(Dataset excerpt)
§

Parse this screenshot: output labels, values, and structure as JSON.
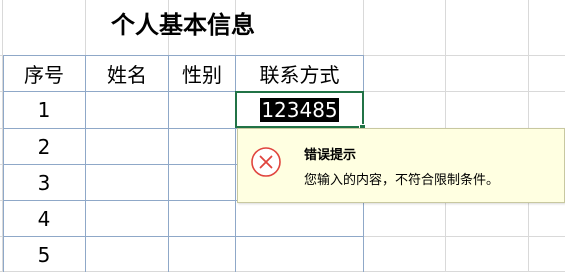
{
  "sheet": {
    "title": "个人基本信息",
    "headers": [
      "序号",
      "姓名",
      "性别",
      "联系方式"
    ],
    "rows": [
      {
        "index": "1",
        "name": "",
        "gender": "",
        "contact": "123485"
      },
      {
        "index": "2",
        "name": "",
        "gender": "",
        "contact": ""
      },
      {
        "index": "3",
        "name": "",
        "gender": "",
        "contact": ""
      },
      {
        "index": "4",
        "name": "",
        "gender": "",
        "contact": ""
      },
      {
        "index": "5",
        "name": "",
        "gender": "",
        "contact": ""
      }
    ]
  },
  "validation_tooltip": {
    "title": "错误提示",
    "message": "您输入的内容，不符合限制条件。",
    "icon": "error-circle-x-icon",
    "icon_color": "#e0443e"
  },
  "colors": {
    "active_cell_border": "#217346",
    "gridline": "#d9d9d9",
    "table_border": "#8fa8c8",
    "tooltip_bg": "#ffffe1"
  }
}
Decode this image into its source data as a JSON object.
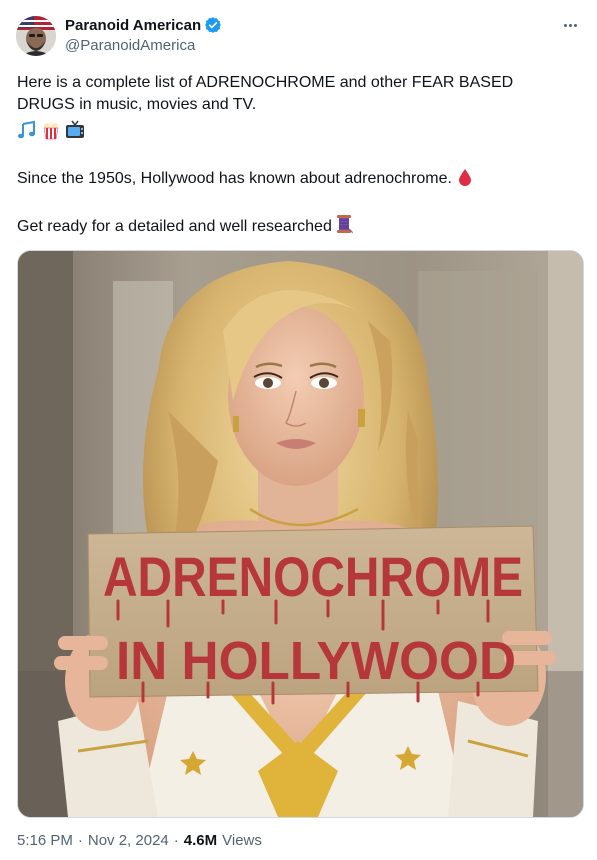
{
  "author": {
    "display_name": "Paranoid American",
    "handle": "@ParanoidAmerica"
  },
  "tweet": {
    "line1": "Here is a complete list of ADRENOCHROME and other FEAR BASED",
    "line2": "DRUGS in music, movies and TV.",
    "line3": "Since the 1950s, Hollywood has known about adrenochrome.",
    "line4": "Get ready for a detailed and well researched"
  },
  "emojis": [
    "musical-notes",
    "popcorn",
    "television",
    "blood-drop",
    "thread-spool"
  ],
  "media": {
    "sign_line1": "ADRENOCHROME",
    "sign_line2": "IN HOLLYWOOD"
  },
  "footer": {
    "time": "5:16 PM",
    "separator1": "·",
    "date": "Nov 2, 2024",
    "separator2": "·",
    "views_count": "4.6M",
    "views_label": "Views"
  },
  "colors": {
    "verified_blue": "#1d9bf0",
    "text_primary": "#0f1419",
    "text_secondary": "#536471",
    "sign_paint": "#b5373a"
  }
}
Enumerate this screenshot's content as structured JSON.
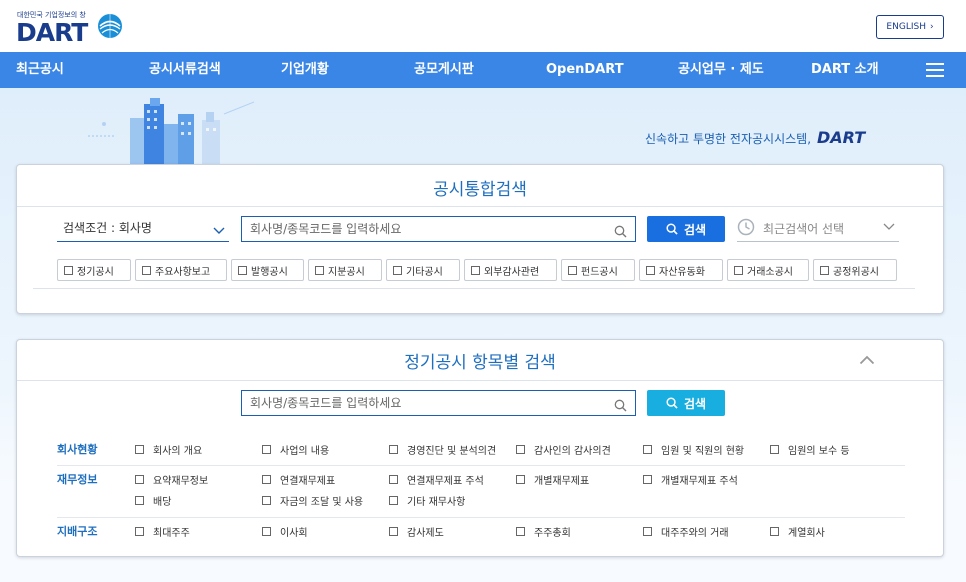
{
  "header": {
    "logo_tagline": "대한민국 기업정보의 창",
    "logo_word": "DART",
    "english_button": "ENGLISH",
    "english_chevron": "›"
  },
  "nav": {
    "items": [
      "최근공시",
      "공시서류검색",
      "기업개황",
      "공모게시판",
      "OpenDART",
      "공시업무 · 제도",
      "DART 소개"
    ],
    "menu_icon": "hamburger-icon"
  },
  "hero": {
    "slogan": "신속하고 투명한 전자공시시스템,",
    "slogan_brand": "DART"
  },
  "integrated_search": {
    "title": "공시통합검색",
    "condition_label": "검색조건 : 회사명",
    "input_placeholder": "회사명/종목코드를 입력하세요",
    "search_button": "검색",
    "recent_label": "최근검색어 선택",
    "categories": [
      "정기공시",
      "주요사항보고",
      "발행공시",
      "지분공시",
      "기타공시",
      "외부감사관련",
      "펀드공시",
      "자산유동화",
      "거래소공시",
      "공정위공시"
    ]
  },
  "item_search": {
    "title": "정기공시 항목별 검색",
    "input_placeholder": "회사명/종목코드를 입력하세요",
    "search_button": "검색",
    "groups": [
      {
        "label": "회사현황",
        "options": [
          "회사의 개요",
          "사업의 내용",
          "경영진단 및 분석의견",
          "감사인의 감사의견",
          "임원 및 직원의 현황",
          "임원의 보수 등"
        ]
      },
      {
        "label": "재무정보",
        "options": [
          "요약재무정보",
          "연결재무제표",
          "연결재무제표 주석",
          "개별재무제표",
          "개별재무제표 주석",
          "배당",
          "자금의 조달 및 사용",
          "기타 재무사항"
        ]
      },
      {
        "label": "지배구조",
        "options": [
          "최대주주",
          "이사회",
          "감사제도",
          "주주총회",
          "대주주와의 거래",
          "계열회사"
        ]
      }
    ]
  },
  "colors": {
    "nav_bg": "#3a86e6",
    "accent": "#1f6fbf",
    "button_blue": "#1a6fe0",
    "button_cyan": "#18aee0"
  }
}
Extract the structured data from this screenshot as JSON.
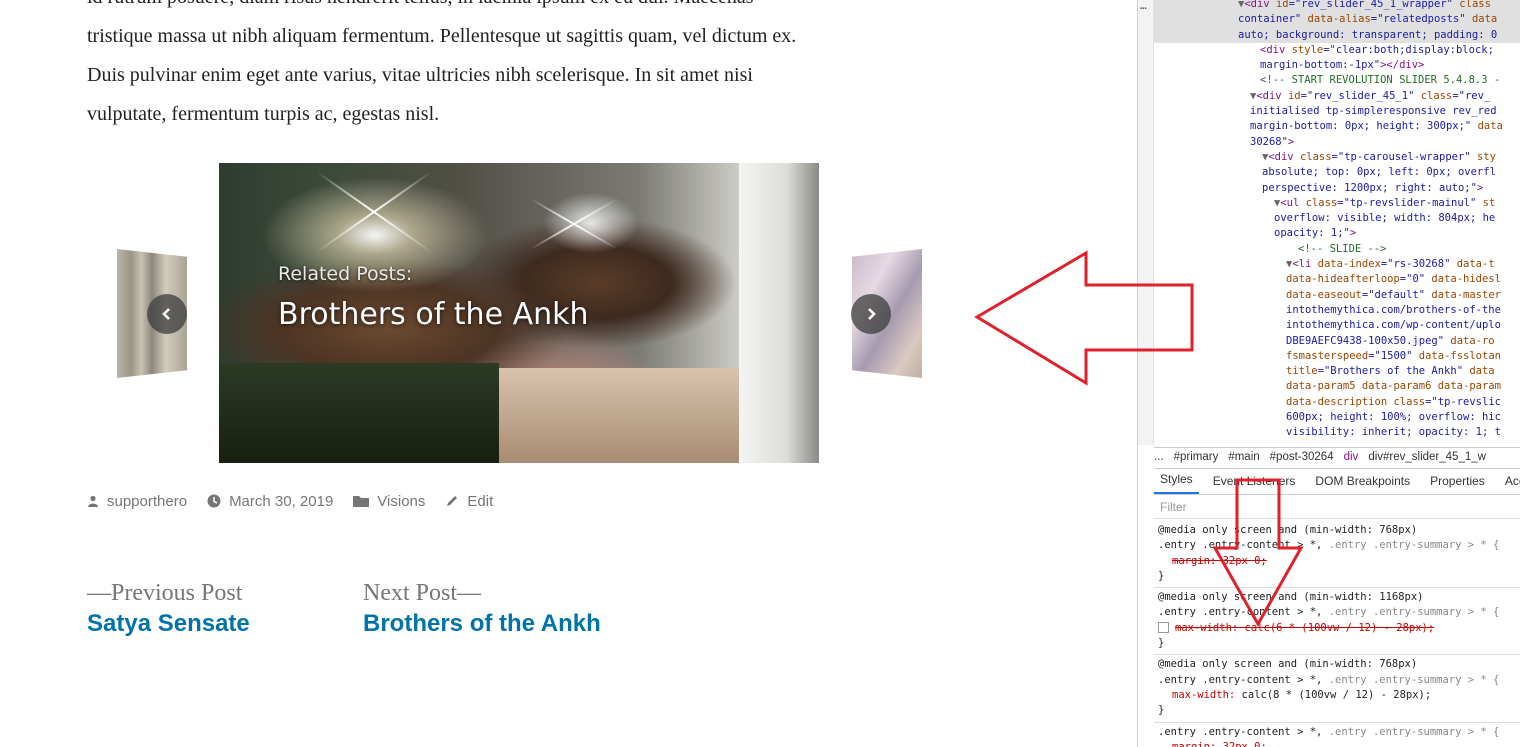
{
  "article": {
    "lines": [
      "id rutrum posuere, diam risus hendrerit tellus, in lacinia ipsum ex eu dui. Maecenas",
      "tristique massa ut nibh aliquam fermentum. Pellentesque ut sagittis quam, vel dictum ex.",
      "Duis pulvinar enim eget ante varius, vitae ultricies nibh scelerisque. In sit amet nisi",
      "vulputate, fermentum turpis ac, egestas nisl."
    ]
  },
  "slider": {
    "kicker": "Related Posts:",
    "title": "Brothers of the Ankh"
  },
  "meta": {
    "author": "supporthero",
    "date": "March 30, 2019",
    "category": "Visions",
    "edit": "Edit"
  },
  "post_nav": {
    "prev_kicker": "—Previous Post",
    "prev_title": "Satya Sensate",
    "next_kicker": "Next Post—",
    "next_title": "Brothers of the Ankh"
  },
  "devtools": {
    "breadcrumbs": [
      "...",
      "#primary",
      "#main",
      "#post-30264",
      "div",
      "div#rev_slider_45_1_w"
    ],
    "tabs": [
      "Styles",
      "Event Listeners",
      "DOM Breakpoints",
      "Properties",
      "Acce"
    ],
    "filter_placeholder": "Filter"
  },
  "colors": {
    "link": "#0073aa",
    "annotation_arrow": "#e0202a",
    "meta_text": "#767676"
  }
}
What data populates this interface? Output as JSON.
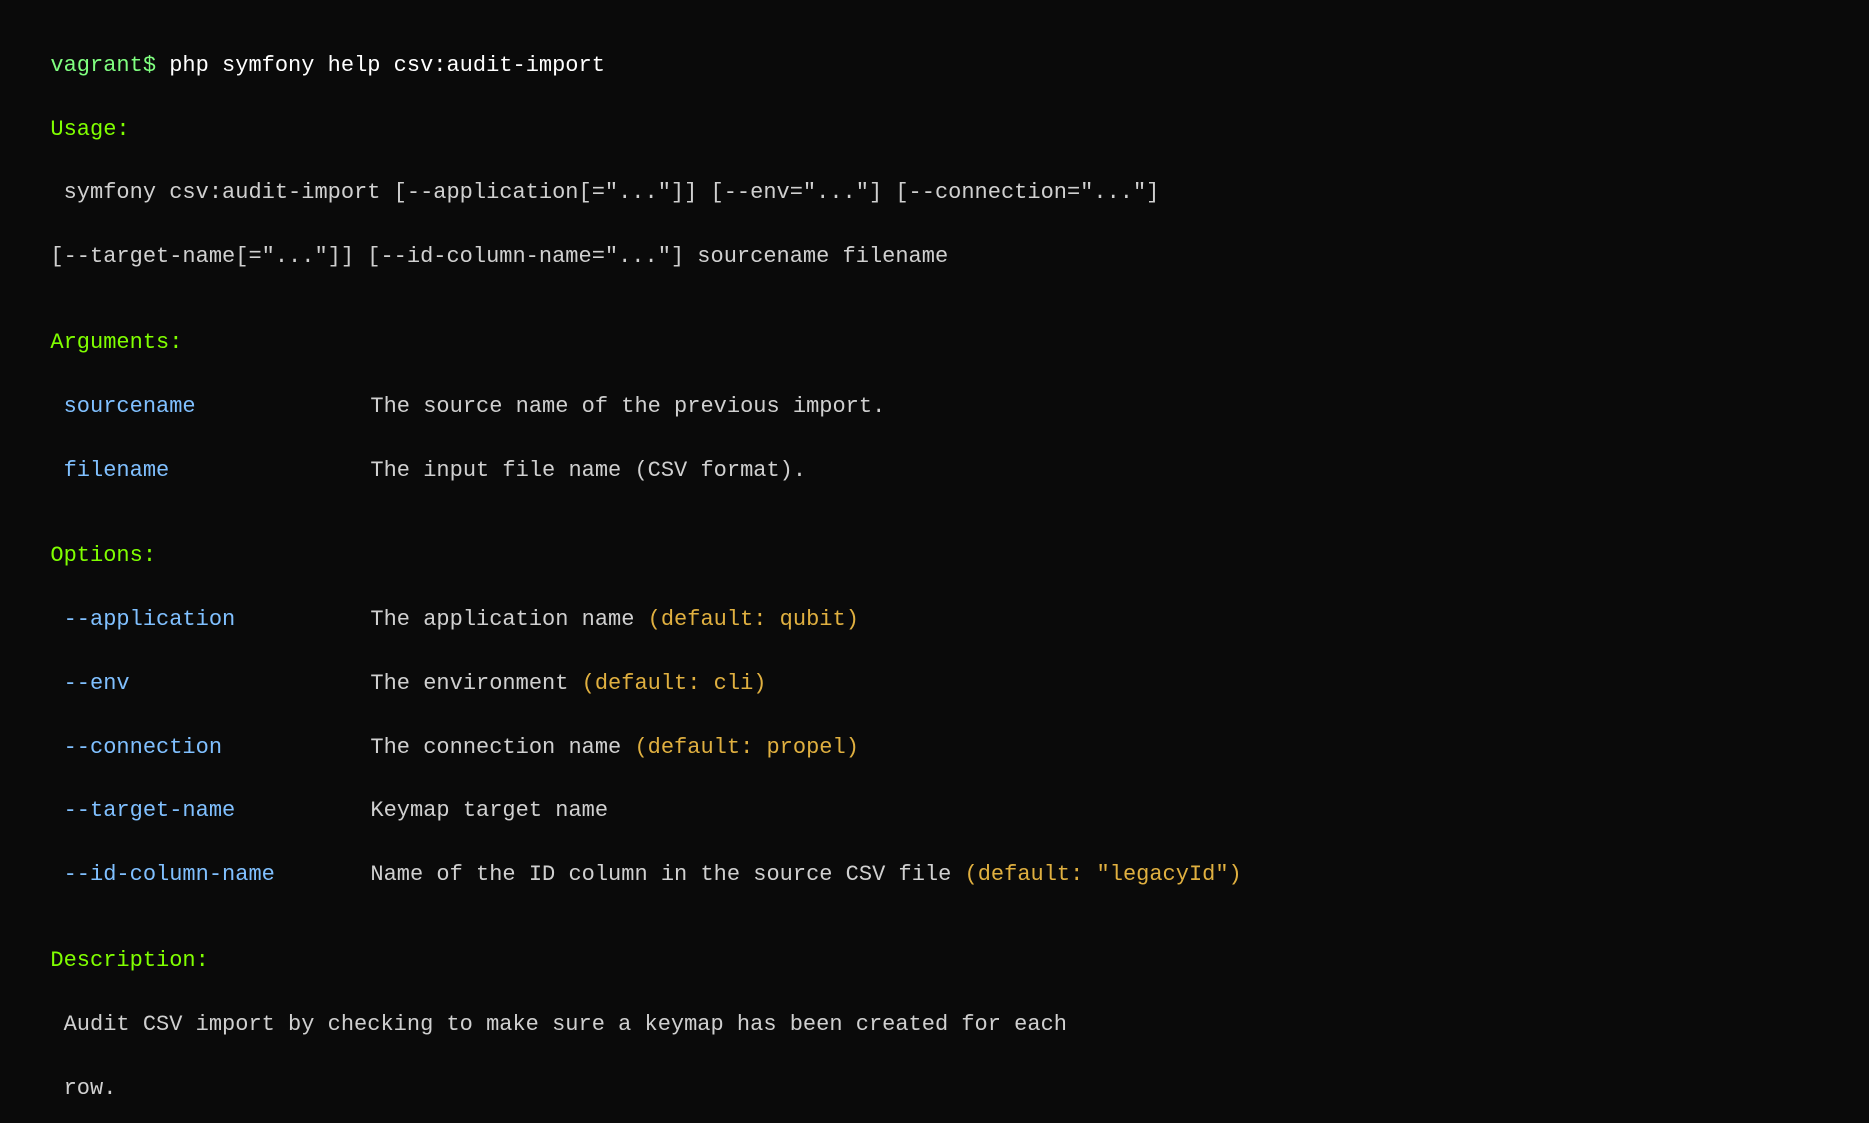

§

Your answer should be one number: how many lines of the listing include the word "structured".

2